> **RECORDS FOR THIS EXERCISE**
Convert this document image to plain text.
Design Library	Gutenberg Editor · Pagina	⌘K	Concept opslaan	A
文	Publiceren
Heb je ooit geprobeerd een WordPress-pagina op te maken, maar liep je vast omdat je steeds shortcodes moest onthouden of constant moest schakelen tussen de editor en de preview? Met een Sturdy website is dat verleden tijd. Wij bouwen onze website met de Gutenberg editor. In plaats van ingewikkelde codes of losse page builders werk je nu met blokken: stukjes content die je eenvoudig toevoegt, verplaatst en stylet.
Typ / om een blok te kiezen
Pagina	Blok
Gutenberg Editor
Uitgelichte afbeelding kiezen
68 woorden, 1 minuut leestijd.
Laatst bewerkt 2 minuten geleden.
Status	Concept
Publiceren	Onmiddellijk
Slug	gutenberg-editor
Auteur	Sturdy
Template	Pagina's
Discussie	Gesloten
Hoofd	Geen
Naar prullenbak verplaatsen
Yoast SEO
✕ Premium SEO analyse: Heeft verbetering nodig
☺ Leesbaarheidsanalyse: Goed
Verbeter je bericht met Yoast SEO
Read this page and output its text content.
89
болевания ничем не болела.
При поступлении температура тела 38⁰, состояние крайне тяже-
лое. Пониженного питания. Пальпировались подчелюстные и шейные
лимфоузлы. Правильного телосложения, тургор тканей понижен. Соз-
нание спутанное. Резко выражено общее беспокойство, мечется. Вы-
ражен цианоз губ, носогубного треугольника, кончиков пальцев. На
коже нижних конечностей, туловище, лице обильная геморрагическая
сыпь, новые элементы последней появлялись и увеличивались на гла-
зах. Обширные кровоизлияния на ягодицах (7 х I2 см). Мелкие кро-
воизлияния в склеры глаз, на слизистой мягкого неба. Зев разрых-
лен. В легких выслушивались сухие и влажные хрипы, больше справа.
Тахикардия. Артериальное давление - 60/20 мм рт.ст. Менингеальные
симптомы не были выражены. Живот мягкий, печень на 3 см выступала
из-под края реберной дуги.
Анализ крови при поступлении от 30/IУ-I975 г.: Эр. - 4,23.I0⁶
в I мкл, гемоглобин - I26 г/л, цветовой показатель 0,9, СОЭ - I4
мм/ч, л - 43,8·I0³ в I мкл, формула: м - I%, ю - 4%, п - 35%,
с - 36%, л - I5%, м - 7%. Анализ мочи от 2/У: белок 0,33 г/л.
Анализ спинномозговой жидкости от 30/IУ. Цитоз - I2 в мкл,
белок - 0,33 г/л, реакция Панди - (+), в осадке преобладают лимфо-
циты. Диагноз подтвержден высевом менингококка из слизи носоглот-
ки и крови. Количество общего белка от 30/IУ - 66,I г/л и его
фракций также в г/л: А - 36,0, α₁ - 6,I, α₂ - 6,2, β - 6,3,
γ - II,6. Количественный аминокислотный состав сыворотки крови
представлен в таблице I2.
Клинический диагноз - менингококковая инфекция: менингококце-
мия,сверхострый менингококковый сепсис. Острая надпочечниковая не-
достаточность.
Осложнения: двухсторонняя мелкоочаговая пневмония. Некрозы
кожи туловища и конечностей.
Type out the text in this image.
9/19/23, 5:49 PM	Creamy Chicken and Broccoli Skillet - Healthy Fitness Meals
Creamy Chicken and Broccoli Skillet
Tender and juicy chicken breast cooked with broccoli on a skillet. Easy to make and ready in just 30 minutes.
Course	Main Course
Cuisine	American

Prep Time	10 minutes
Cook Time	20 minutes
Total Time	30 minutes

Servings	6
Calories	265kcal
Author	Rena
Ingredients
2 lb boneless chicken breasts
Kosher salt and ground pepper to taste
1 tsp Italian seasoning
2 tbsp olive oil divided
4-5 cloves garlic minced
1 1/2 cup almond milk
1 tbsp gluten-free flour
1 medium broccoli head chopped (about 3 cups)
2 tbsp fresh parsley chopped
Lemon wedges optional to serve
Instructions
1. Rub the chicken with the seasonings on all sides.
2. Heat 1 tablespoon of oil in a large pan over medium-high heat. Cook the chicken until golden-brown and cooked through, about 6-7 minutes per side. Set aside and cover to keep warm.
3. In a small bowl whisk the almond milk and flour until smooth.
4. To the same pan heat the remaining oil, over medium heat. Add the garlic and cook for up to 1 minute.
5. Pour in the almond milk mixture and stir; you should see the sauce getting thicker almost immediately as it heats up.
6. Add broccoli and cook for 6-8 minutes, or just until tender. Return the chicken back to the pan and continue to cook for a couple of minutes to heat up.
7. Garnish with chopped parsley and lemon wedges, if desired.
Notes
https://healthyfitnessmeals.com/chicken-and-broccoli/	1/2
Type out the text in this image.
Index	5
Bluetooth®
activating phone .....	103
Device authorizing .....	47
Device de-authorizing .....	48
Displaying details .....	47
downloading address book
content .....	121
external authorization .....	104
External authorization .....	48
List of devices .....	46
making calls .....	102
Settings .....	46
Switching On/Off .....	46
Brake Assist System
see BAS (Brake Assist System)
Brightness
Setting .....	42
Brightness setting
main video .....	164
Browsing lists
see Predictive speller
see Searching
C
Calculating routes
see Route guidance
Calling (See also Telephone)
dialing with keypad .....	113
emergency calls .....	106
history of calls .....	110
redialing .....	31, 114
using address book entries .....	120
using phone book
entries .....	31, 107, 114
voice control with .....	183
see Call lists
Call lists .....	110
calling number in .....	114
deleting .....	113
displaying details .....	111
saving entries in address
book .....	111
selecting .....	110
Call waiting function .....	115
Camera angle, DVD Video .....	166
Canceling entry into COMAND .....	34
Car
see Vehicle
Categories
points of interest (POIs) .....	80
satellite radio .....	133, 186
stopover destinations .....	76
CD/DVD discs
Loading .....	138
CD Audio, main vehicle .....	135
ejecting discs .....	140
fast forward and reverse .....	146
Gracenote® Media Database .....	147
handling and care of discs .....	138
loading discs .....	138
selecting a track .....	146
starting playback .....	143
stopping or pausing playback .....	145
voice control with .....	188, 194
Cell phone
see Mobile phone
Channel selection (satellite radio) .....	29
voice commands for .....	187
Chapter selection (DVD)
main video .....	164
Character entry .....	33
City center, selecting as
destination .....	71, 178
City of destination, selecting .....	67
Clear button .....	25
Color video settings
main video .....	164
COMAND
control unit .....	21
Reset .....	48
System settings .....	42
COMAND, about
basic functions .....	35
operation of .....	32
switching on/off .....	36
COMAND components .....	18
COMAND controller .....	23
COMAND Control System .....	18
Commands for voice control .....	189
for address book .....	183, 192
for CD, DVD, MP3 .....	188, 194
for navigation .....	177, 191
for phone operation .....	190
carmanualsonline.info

> **WORK INSTRUCTIONS**
Scan the listing above for the word "radio" and copy every line that holds it.

> **FINAL ANSWER**
satellite radio .....	133, 186
Channel selection (satellite radio) .....	29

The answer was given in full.